PARTS OF THE EXERCISE:
[1] List every built-in MATLAB function that the code in the MATLAB SDE thread calls.
[2] Restate a passage from the MATLAB SDE thread that begins at the words "This is not" and stops after "answer on Math.SE.", substituting "ode15s" for "ode45".

### SUPPLIED PASSAGE

I'm having trouble solving a second order differential equation with Gaussian white noise. The equation I'm solving follows the form:

$$Ax'' + Bx' + \sin(x) = i + i_{n}$$

where $i_{n}$ is the Gaussian white noise, and $i$ is a constant source. I'm ultimately interested in $x'$, not $x$. Without the Gaussian source, I've been able to simply use an ODE solver like ode15s or ode45. However, with the random source, I don't know how to use an SDE solver to get $x'$. Can anyone with experience in solving SDEs in MATLAB lend some advice?

  • $\begingroup$ What do you mean by "a constant source"? Is $i$ just a constant parameter or is it noise with a uniform distribution? Or is the right-hand side an Ornstein-Uhlenbeck process? $\endgroup$
    – horchler
    Jan 27, 2016 at 1:17

1 Answer 1


The most straightforward way to solve your SDE is with an Euler-Maruyama scheme. This is a simple and effective method for additive noise, i.e., the diffusion/noise term is not a function of the state, as appears to be the case for your example. Here is some Matlab code to solve your system:

n = 2;        % Order of system
t0 = 0;       % Initial time
dt = 1e-3;    % Fixed time step
tf = 1;       % Final time
t = t0:dt:tf; % Time vector
tlen = length(t);

A = 1;
B = 1;
c = 1;
f = @(t,x)[x(2);(-B*x(2)-sin(x(1))+c)/A]; % Drift function
ep = 1e-1;                                % Size of additive noise
g = @(t,x)[0;ep];                         % Diffusion function

x = zeros(lt,n); % Allocate output
x0 = [1;1];
x(1,:) = x0;     % Set initial condition

seed = 1;  % Seed value
rng(seed); % Always seed random number generator

% Euler-Maruyama
for i = 1:tlen-1
    x(i+1,:) = x(i,:).' + f(t(i),x(i,:))*dt + g(t(i),x(i,:)).*randn(n,1)*sqrt(dt);


This is not an adaptive method like ode45, so you need to ensure that your integration step size, dt, is sufficiently small. There are many ways to optimize the above code and make it less general (e.g., simplify anonymous functions, pre-calculate normal variates, etc.). You could also try using sde_euler in my SDETools Matlab toolbox on Github, which has many options akin to those in the ODE suite. See this answer on Math.SE.

######
### DATA

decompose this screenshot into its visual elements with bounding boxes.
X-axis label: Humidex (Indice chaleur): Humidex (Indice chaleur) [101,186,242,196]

######

TASK-BY-TASK SOLUTIONS:
[1] length, sin, zeros, rng, randn, sqrt

[2]
This is not an adaptive method like ode15s, so you need to ensure that your integration step size, dt, is sufficiently small. There are many ways to optimize the above code and make it less general (e.g., simplify anonymous functions, pre-calculate normal variates, etc.). You could also try using sde_euler in my SDETools Matlab toolbox on Github, which has many options akin to those in the ODE suite. See this answer on Math.SE.